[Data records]
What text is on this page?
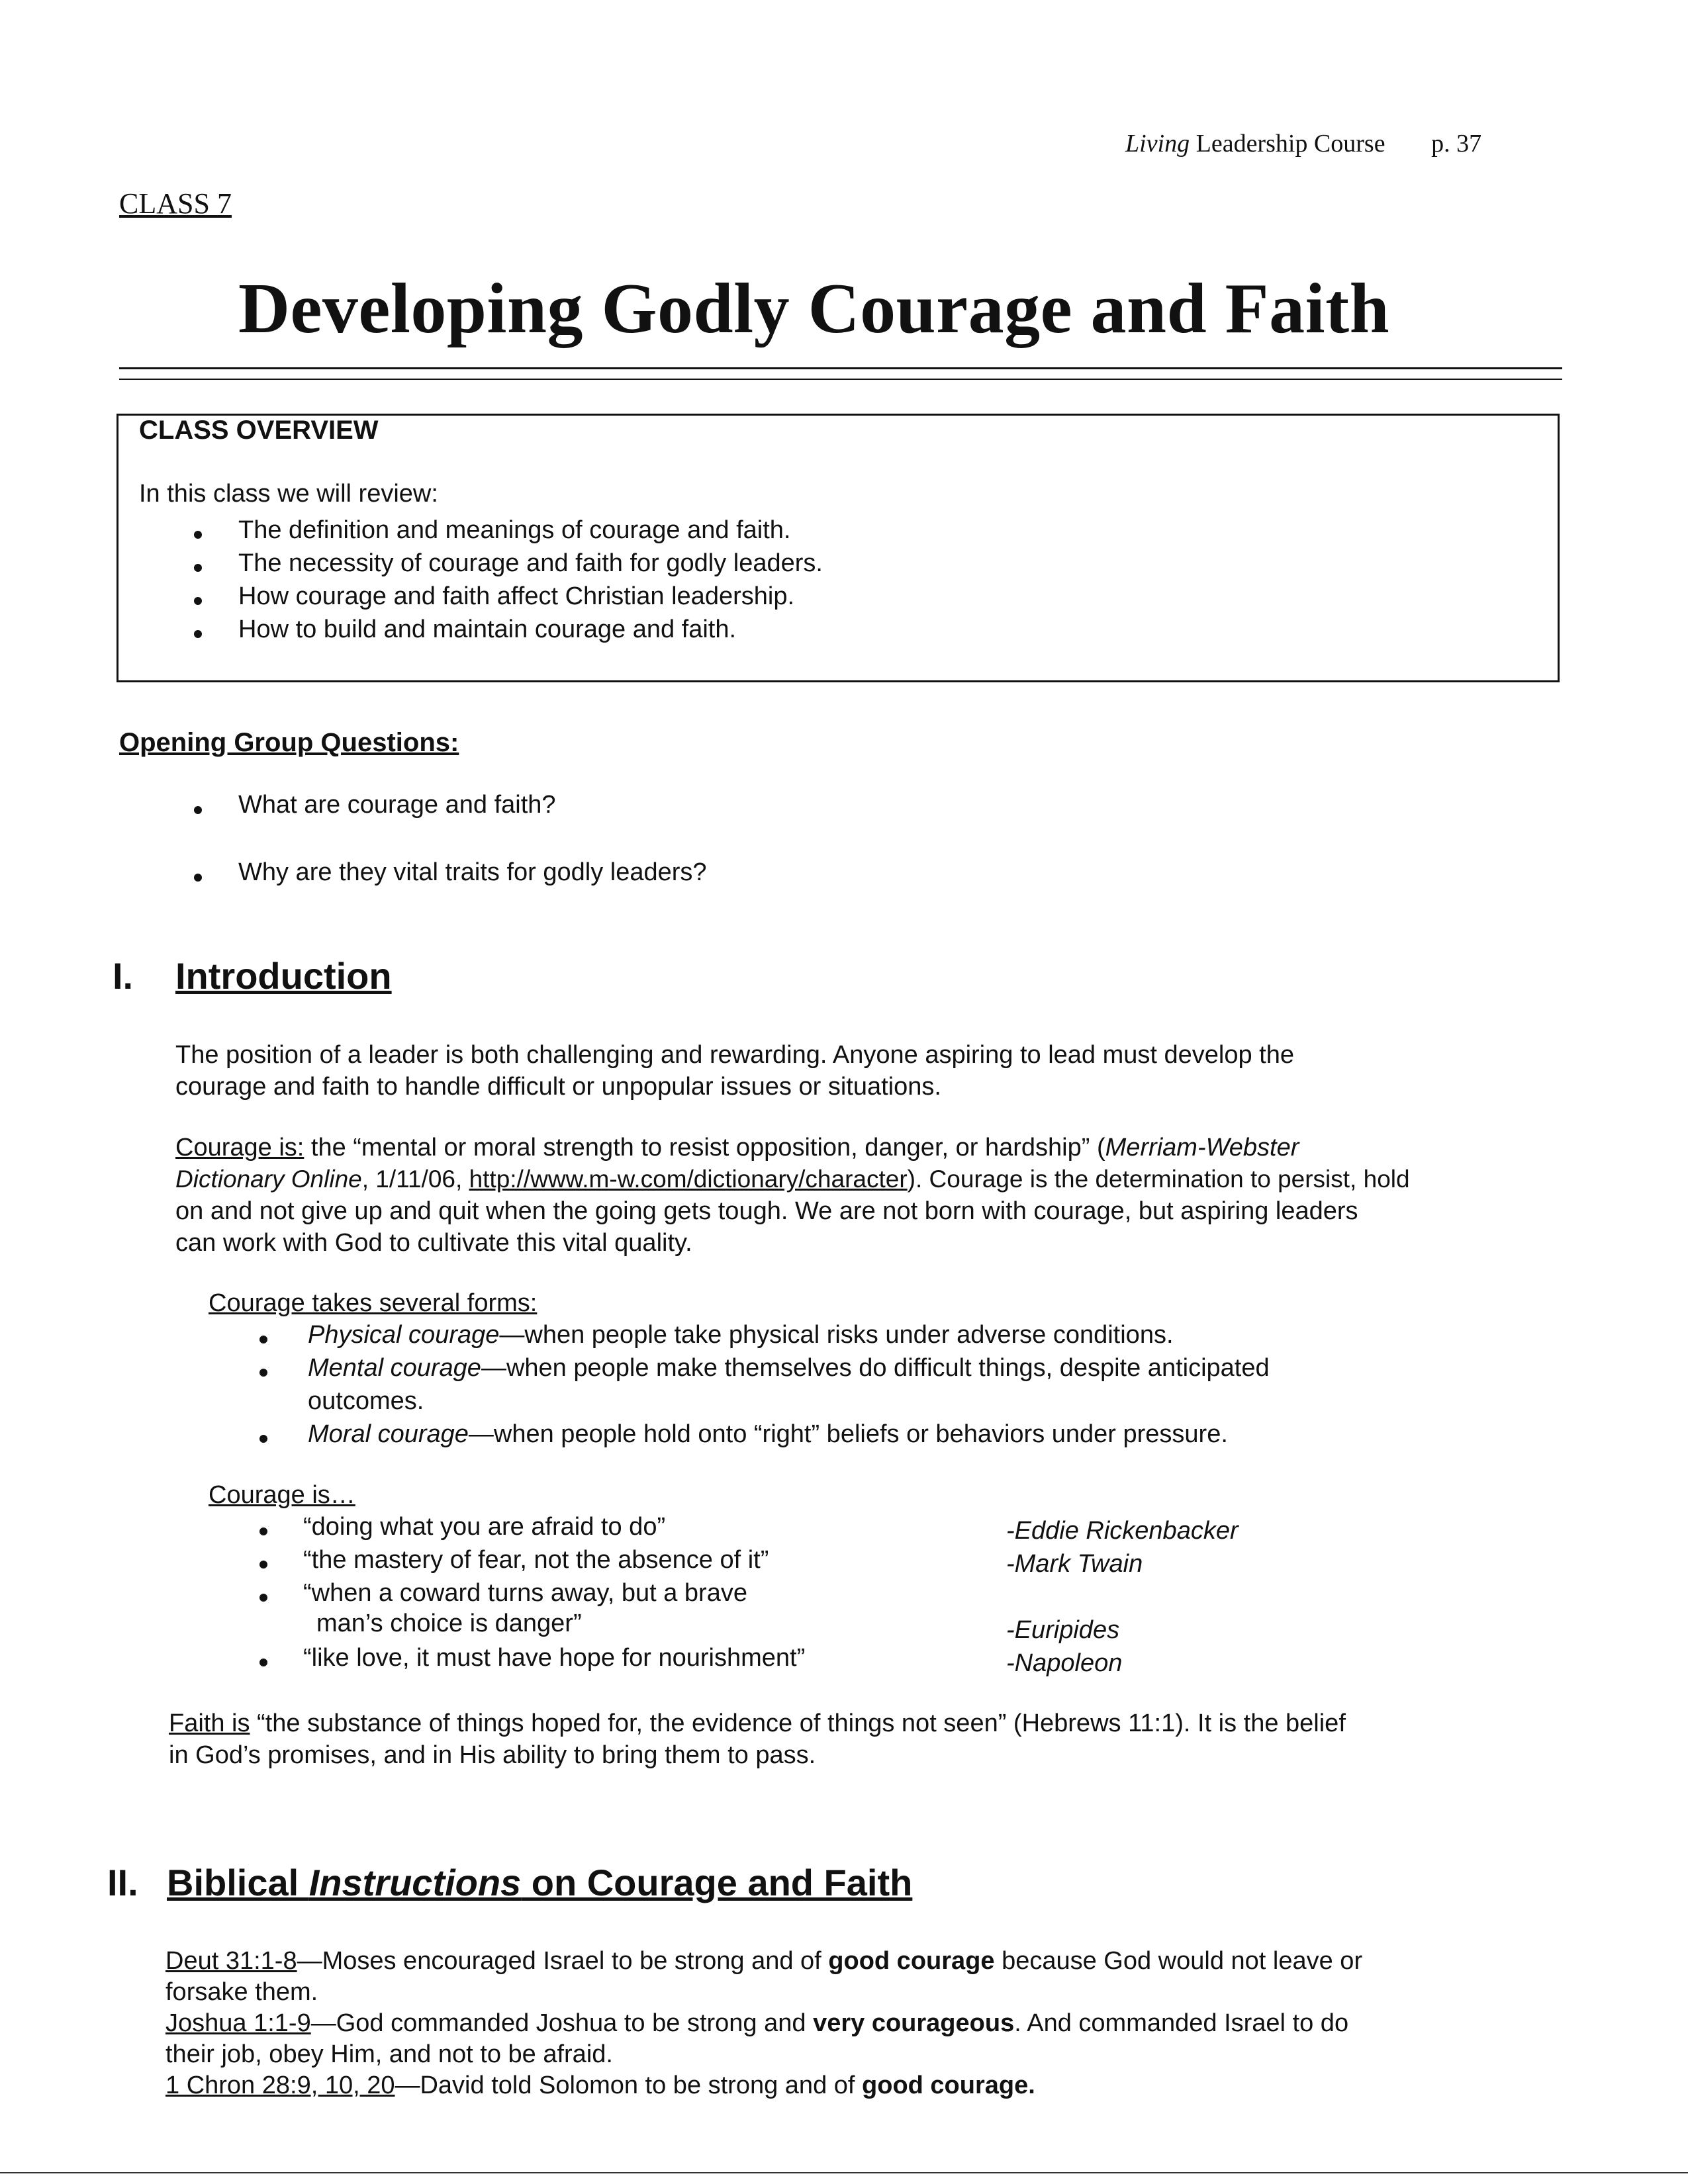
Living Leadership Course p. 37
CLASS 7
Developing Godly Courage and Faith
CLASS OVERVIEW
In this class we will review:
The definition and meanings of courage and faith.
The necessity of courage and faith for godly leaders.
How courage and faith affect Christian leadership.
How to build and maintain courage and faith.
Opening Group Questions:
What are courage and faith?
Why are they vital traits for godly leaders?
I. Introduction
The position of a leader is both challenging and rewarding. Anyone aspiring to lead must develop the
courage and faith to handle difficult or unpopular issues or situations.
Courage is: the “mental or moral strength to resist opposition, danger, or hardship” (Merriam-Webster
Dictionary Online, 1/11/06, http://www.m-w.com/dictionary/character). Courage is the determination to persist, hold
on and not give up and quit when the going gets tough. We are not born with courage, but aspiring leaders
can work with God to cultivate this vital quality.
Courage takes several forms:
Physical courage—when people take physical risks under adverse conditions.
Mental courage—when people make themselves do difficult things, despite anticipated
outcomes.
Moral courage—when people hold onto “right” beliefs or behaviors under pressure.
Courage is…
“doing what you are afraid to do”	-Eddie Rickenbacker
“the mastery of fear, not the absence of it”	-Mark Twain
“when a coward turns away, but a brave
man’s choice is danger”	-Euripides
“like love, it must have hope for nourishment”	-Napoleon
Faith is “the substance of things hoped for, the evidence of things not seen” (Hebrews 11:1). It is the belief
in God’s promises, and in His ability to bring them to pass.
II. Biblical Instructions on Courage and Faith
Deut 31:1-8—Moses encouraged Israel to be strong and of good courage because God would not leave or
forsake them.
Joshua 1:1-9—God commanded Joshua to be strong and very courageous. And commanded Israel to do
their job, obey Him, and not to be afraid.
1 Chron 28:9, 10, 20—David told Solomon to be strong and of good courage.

==

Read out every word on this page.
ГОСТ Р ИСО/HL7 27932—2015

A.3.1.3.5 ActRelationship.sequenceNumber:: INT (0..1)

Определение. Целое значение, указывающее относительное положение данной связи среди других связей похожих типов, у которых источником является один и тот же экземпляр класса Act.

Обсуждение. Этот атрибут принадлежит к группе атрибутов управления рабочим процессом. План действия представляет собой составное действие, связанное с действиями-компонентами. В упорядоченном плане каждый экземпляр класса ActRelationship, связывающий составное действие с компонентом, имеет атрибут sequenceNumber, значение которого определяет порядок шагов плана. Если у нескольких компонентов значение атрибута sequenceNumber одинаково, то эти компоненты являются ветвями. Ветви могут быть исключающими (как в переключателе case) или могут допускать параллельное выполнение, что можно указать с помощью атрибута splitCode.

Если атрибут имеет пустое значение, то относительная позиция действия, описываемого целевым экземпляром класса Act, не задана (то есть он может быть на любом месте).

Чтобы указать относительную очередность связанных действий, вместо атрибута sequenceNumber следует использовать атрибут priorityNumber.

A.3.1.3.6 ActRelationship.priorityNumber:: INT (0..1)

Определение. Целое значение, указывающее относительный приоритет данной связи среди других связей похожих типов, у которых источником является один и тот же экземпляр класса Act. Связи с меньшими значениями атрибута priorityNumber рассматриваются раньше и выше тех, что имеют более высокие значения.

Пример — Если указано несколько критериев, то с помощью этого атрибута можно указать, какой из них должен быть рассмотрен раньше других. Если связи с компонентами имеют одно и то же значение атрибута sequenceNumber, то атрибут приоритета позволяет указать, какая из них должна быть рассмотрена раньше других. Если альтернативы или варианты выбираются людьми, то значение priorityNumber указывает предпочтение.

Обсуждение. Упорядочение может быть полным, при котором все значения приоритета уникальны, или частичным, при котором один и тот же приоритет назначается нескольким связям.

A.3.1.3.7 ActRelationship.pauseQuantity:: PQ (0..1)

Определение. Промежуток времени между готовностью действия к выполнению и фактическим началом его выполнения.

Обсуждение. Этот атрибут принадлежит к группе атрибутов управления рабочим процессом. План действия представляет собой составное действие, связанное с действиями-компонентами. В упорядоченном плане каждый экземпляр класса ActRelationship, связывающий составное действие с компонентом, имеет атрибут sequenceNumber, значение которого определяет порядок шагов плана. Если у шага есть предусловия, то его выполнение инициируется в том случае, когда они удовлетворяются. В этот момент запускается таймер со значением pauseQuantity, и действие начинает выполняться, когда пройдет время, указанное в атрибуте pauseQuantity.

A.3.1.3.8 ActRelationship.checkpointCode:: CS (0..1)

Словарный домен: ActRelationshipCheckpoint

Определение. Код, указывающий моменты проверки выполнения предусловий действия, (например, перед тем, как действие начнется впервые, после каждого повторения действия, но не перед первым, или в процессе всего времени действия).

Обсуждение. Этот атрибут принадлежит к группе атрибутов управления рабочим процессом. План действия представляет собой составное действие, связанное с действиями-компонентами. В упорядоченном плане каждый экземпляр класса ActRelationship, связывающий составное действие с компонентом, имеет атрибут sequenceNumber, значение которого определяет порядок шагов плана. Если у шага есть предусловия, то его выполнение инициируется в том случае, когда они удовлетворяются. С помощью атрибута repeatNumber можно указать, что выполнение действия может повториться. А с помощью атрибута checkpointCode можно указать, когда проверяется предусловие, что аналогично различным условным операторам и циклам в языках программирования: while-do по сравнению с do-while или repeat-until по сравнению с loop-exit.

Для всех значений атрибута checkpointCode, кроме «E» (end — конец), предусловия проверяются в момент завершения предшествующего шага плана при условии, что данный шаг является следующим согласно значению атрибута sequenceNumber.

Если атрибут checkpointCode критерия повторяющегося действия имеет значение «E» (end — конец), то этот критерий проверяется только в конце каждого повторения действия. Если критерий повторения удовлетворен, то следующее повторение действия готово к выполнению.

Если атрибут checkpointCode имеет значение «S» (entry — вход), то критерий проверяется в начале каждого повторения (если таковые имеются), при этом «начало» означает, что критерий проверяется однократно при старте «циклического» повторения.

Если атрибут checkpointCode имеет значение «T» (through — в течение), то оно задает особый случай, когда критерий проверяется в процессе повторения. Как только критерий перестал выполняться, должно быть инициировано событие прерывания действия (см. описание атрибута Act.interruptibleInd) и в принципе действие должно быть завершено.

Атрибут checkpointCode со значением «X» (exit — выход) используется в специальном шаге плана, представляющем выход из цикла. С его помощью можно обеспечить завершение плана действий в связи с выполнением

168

* * *

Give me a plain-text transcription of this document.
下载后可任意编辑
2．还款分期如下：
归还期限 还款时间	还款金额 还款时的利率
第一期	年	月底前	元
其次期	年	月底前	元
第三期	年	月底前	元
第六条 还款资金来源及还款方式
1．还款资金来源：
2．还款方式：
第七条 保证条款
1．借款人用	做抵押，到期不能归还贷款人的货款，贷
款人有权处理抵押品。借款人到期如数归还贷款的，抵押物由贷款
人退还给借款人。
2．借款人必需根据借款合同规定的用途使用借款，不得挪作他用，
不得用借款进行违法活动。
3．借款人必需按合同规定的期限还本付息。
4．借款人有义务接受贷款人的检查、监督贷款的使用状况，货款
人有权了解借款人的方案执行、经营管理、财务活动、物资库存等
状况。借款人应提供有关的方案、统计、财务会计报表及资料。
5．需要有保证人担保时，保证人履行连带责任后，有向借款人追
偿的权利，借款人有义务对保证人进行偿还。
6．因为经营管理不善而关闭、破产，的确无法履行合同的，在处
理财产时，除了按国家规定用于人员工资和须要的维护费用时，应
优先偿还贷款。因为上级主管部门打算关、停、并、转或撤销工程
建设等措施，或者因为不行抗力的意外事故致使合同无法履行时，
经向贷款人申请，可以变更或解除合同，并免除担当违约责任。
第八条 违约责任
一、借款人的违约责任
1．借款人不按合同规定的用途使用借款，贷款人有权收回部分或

» **Task objective**
Reply with one number: the count of lines in the entries that include the word "помощью".

» **Exercise output**
4